#### Task to carry out:
Reproduce verbatim the rows below, from the first one through the line containing "member-table: 登録日 2ティアメンバーID", with both ends included.

*** Source data ***

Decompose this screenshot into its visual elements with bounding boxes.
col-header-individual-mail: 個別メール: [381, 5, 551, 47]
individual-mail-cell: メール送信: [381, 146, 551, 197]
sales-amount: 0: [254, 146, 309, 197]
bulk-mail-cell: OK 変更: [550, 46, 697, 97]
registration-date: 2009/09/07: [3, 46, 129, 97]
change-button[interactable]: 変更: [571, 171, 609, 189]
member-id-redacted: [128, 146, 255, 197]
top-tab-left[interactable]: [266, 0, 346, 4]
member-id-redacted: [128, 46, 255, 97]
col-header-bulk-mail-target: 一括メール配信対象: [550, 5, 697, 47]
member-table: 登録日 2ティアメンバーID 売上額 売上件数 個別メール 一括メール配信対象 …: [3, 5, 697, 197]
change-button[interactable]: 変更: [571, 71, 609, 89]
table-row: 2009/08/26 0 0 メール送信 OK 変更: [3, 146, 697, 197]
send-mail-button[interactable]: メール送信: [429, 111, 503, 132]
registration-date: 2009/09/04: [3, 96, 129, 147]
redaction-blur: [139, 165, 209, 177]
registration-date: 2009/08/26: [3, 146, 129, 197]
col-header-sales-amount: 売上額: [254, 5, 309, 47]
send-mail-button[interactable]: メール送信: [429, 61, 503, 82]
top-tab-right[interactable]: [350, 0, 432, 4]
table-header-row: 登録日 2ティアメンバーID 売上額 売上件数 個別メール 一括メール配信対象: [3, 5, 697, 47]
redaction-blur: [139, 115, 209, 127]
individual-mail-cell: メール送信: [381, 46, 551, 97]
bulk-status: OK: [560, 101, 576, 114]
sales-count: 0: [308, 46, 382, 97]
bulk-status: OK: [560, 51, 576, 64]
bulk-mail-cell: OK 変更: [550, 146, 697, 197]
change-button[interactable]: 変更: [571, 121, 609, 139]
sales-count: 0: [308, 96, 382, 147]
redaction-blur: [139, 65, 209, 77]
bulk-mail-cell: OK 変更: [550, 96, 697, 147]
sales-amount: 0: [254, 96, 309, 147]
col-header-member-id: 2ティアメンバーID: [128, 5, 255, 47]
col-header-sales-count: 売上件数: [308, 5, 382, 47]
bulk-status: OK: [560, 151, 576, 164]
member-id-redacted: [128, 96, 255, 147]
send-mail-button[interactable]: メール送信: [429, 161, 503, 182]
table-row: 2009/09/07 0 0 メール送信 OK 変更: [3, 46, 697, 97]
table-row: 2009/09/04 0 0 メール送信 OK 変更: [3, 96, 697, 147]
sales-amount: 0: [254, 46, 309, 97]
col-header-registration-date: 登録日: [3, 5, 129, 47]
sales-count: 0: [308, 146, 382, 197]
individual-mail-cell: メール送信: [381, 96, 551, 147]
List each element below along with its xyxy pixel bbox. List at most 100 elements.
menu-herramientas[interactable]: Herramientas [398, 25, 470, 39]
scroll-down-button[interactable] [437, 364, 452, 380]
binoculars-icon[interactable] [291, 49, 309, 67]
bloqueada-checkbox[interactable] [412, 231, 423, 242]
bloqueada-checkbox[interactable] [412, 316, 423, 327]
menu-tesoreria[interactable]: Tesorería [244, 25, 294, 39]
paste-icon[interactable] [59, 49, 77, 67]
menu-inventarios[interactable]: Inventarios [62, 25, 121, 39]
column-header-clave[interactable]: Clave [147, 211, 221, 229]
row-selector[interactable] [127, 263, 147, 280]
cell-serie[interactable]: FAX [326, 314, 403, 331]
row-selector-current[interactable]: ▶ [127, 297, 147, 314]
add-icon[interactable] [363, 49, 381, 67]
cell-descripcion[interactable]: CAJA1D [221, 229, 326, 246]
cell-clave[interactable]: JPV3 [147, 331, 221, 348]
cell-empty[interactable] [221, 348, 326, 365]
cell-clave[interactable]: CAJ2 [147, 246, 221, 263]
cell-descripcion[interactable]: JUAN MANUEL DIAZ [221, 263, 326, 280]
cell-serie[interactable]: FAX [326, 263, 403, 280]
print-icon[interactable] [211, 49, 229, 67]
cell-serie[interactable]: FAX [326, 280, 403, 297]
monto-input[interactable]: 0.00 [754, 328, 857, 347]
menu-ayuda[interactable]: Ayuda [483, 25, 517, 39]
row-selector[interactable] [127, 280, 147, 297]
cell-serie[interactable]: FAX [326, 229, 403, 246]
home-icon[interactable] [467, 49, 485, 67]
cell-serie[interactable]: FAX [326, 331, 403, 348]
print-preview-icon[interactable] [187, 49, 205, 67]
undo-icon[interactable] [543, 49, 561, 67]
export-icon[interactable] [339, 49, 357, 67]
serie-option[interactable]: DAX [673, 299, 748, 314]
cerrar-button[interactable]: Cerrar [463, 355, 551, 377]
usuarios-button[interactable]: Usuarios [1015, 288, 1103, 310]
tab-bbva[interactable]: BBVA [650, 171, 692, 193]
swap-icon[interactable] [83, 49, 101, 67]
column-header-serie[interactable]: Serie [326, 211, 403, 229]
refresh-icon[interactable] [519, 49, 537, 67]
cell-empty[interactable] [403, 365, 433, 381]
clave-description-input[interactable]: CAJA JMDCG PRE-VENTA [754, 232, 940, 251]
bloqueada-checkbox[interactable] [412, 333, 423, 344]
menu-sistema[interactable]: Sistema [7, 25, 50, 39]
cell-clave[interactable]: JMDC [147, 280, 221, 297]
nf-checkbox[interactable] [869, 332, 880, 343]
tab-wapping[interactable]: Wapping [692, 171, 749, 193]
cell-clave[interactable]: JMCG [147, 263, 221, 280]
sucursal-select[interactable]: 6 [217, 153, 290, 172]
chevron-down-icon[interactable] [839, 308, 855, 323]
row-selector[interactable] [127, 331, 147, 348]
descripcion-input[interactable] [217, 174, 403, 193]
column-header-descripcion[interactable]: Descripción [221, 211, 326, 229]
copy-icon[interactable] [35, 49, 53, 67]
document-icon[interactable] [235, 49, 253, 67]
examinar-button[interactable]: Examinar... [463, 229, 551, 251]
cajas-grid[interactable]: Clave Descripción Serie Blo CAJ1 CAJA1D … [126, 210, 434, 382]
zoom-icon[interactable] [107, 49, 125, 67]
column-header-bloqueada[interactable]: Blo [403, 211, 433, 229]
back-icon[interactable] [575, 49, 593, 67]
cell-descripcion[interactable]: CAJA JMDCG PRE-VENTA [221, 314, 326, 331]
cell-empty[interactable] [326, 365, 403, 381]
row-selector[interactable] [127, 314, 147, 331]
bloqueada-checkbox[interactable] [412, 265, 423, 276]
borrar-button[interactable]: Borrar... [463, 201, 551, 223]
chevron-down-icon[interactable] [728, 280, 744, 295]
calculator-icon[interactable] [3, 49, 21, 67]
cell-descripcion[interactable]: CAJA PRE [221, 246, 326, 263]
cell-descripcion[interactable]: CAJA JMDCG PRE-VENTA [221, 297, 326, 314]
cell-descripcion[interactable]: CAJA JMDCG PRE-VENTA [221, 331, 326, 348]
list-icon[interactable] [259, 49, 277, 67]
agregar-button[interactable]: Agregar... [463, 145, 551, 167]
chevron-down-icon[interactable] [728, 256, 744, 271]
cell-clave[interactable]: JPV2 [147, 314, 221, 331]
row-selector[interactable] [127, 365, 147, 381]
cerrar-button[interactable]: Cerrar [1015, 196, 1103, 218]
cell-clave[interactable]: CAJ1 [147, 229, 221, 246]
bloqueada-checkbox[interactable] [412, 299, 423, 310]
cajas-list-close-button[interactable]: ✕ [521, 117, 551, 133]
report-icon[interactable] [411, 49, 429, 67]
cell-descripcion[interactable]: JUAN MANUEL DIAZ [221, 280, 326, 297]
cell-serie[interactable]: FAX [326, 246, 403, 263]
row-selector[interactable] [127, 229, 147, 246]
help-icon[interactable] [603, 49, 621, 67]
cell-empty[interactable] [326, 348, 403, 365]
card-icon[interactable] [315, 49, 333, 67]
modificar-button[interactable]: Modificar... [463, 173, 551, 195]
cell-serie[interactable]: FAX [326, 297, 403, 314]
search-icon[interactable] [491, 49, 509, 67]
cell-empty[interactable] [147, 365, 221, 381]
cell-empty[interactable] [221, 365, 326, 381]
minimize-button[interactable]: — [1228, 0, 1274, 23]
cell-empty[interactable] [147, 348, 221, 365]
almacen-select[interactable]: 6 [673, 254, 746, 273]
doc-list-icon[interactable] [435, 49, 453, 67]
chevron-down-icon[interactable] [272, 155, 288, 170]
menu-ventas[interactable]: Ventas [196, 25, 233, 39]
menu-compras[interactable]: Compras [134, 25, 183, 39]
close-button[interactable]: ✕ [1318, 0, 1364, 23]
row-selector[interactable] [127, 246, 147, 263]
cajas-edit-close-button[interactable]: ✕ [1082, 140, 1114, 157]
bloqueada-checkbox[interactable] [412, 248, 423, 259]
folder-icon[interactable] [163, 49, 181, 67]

***

#### Response for this exercise:
Decompose this screenshot into its visual elements with bounding boxes.
col-header-individual-mail: 個別メール: [381, 5, 551, 47]
individual-mail-cell: メール送信: [381, 146, 551, 197]
sales-amount: 0: [254, 146, 309, 197]
bulk-mail-cell: OK 変更: [550, 46, 697, 97]
registration-date: 2009/09/07: [3, 46, 129, 97]
change-button[interactable]: 変更: [571, 171, 609, 189]
member-id-redacted: [128, 146, 255, 197]
top-tab-left[interactable]: [266, 0, 346, 4]
member-id-redacted: [128, 46, 255, 97]
col-header-bulk-mail-target: 一括メール配信対象: [550, 5, 697, 47]
member-table: 登録日 2ティアメンバーID 売上額 売上件数 個別メール 一括メール配信対象 …: [3, 5, 697, 197]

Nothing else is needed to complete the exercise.